== Do this ==
Transcribe the records that follow in their entirety, omitting any pictures.

== Stored data ==
====================

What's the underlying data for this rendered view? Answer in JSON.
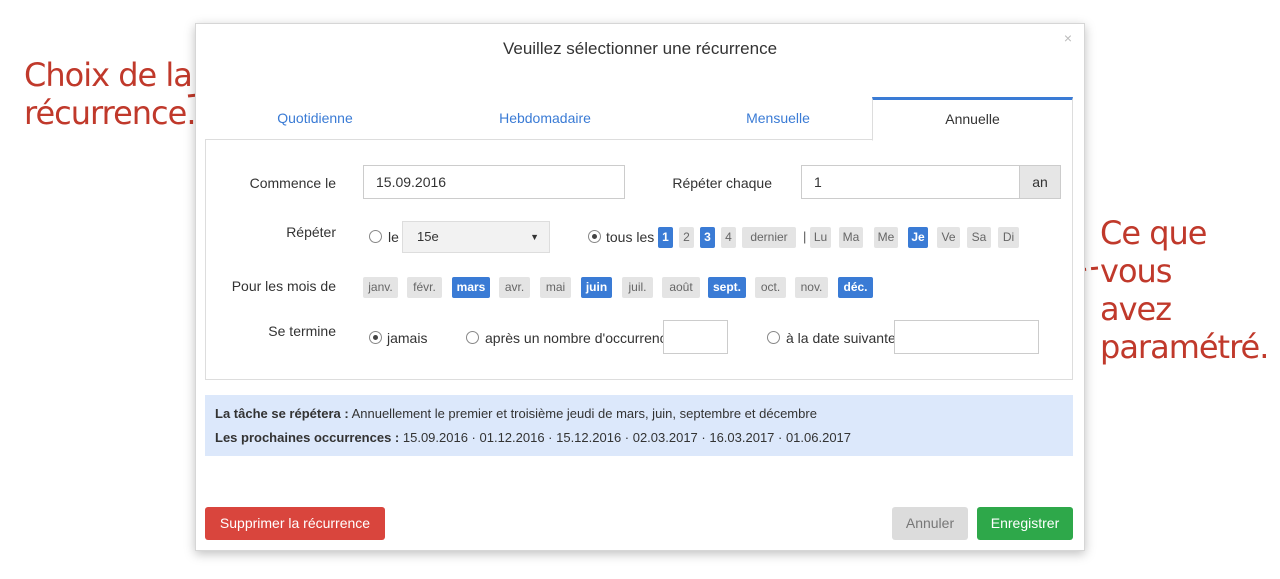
{
  "annotations": {
    "left_line1": "Choix de la",
    "left_line2": "récurrence.",
    "right_line1": "Ce que vous",
    "right_line2": "avez",
    "right_line3": "paramétré."
  },
  "modal": {
    "title": "Veuillez sélectionner une récurrence",
    "close": "×"
  },
  "tabs": [
    "Quotidienne",
    "Hebdomadaire",
    "Mensuelle",
    "Annuelle"
  ],
  "active_tab": "Annuelle",
  "form": {
    "start_label": "Commence le",
    "start_value": "15.09.2016",
    "repeat_every_label": "Répéter chaque",
    "repeat_every_value": "1",
    "repeat_every_unit": "an",
    "repeat_label": "Répéter",
    "le_label": "le",
    "le_select": "15e",
    "tous_les_label": "tous les",
    "ordinals": [
      {
        "label": "1",
        "selected": true
      },
      {
        "label": "2",
        "selected": false
      },
      {
        "label": "3",
        "selected": true
      },
      {
        "label": "4",
        "selected": false
      },
      {
        "label": "dernier",
        "selected": false
      }
    ],
    "separator": "|",
    "weekdays": [
      {
        "label": "Lu",
        "selected": false
      },
      {
        "label": "Ma",
        "selected": false
      },
      {
        "label": "Me",
        "selected": false
      },
      {
        "label": "Je",
        "selected": true
      },
      {
        "label": "Ve",
        "selected": false
      },
      {
        "label": "Sa",
        "selected": false
      },
      {
        "label": "Di",
        "selected": false
      }
    ],
    "months_label": "Pour les mois de",
    "months": [
      {
        "label": "janv.",
        "selected": false
      },
      {
        "label": "févr.",
        "selected": false
      },
      {
        "label": "mars",
        "selected": true
      },
      {
        "label": "avr.",
        "selected": false
      },
      {
        "label": "mai",
        "selected": false
      },
      {
        "label": "juin",
        "selected": true
      },
      {
        "label": "juil.",
        "selected": false
      },
      {
        "label": "août",
        "selected": false
      },
      {
        "label": "sept.",
        "selected": true
      },
      {
        "label": "oct.",
        "selected": false
      },
      {
        "label": "nov.",
        "selected": false
      },
      {
        "label": "déc.",
        "selected": true
      }
    ],
    "end_label": "Se termine",
    "end_never": "jamais",
    "end_after": "après un nombre d'occurrence",
    "end_date": "à la date suivante"
  },
  "summary": {
    "repeat_prefix": "La tâche se répétera :",
    "repeat_text": "Annuellement le premier et troisième jeudi de mars, juin, septembre et décembre",
    "next_prefix": "Les prochaines occurrences :",
    "next_text": "15.09.2016 · 01.12.2016 · 15.12.2016 · 02.03.2017 · 16.03.2017 · 01.06.2017"
  },
  "buttons": {
    "delete": "Supprimer la récurrence",
    "cancel": "Annuler",
    "save": "Enregistrer"
  },
  "colors": {
    "accent": "#3a7bd5",
    "danger": "#d9453d",
    "success": "#2ea84a",
    "annotation": "#c0392b",
    "summary_bg": "#dce8fb"
  }
}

====================

== Response to the task ==
What's the underlying data for this rendered view? Answer in JSON.
{
  "annotations": {
    "left_line1": "Choix de la",
    "left_line2": "récurrence.",
    "right_line1": "Ce que vous",
    "right_line2": "avez",
    "right_line3": "paramétré."
  },
  "modal": {
    "title": "Veuillez sélectionner une récurrence",
    "close": "×"
  },
  "tabs": [
    "Quotidienne",
    "Hebdomadaire",
    "Mensuelle",
    "Annuelle"
  ],
  "active_tab": "Annuelle",
  "form": {
    "start_label": "Commence le",
    "start_value": "15.09.2016",
    "repeat_every_label": "Répéter chaque",
    "repeat_every_value": "1",
    "repeat_every_unit": "an",
    "repeat_label": "Répéter",
    "le_label": "le",
    "le_select": "15e",
    "tous_les_label": "tous les",
    "ordinals": [
      {
        "label": "1",
        "selected": true
      },
      {
        "label": "2",
        "selected": false
      },
      {
        "label": "3",
        "selected": true
      },
      {
        "label": "4",
        "selected": false
      },
      {
        "label": "dernier",
        "selected": false
      }
    ],
    "separator": "|",
    "weekdays": [
      {
        "label": "Lu",
        "selected": false
      },
      {
        "label": "Ma",
        "selected": false
      },
      {
        "label": "Me",
        "selected": false
      },
      {
        "label": "Je",
        "selected": true
      },
      {
        "label": "Ve",
        "selected": false
      },
      {
        "label": "Sa",
        "selected": false
      },
      {
        "label": "Di",
        "selected": false
      }
    ],
    "months_label": "Pour les mois de",
    "months": [
      {
        "label": "janv.",
        "selected": false
      },
      {
        "label": "févr.",
        "selected": false
      },
      {
        "label": "mars",
        "selected": true
      },
      {
        "label": "avr.",
        "selected": false
      },
      {
        "label": "mai",
        "selected": false
      },
      {
        "label": "juin",
        "selected": true
      },
      {
        "label": "juil.",
        "selected": false
      },
      {
        "label": "août",
        "selected": false
      },
      {
        "label": "sept.",
        "selected": true
      },
      {
        "label": "oct.",
        "selected": false
      },
      {
        "label": "nov.",
        "selected": false
      },
      {
        "label": "déc.",
        "selected": true
      }
    ],
    "end_label": "Se termine",
    "end_never": "jamais",
    "end_after": "après un nombre d'occurrence",
    "end_date": "à la date suivante"
  },
  "summary": {
    "repeat_prefix": "La tâche se répétera :",
    "repeat_text": "Annuellement le premier et troisième jeudi de mars, juin, septembre et décembre",
    "next_prefix": "Les prochaines occurrences :",
    "next_text": "15.09.2016 · 01.12.2016 · 15.12.2016 · 02.03.2017 · 16.03.2017 · 01.06.2017"
  },
  "buttons": {
    "delete": "Supprimer la récurrence",
    "cancel": "Annuler",
    "save": "Enregistrer"
  },
  "colors": {
    "accent": "#3a7bd5",
    "danger": "#d9453d",
    "success": "#2ea84a",
    "annotation": "#c0392b",
    "summary_bg": "#dce8fb"
  }
}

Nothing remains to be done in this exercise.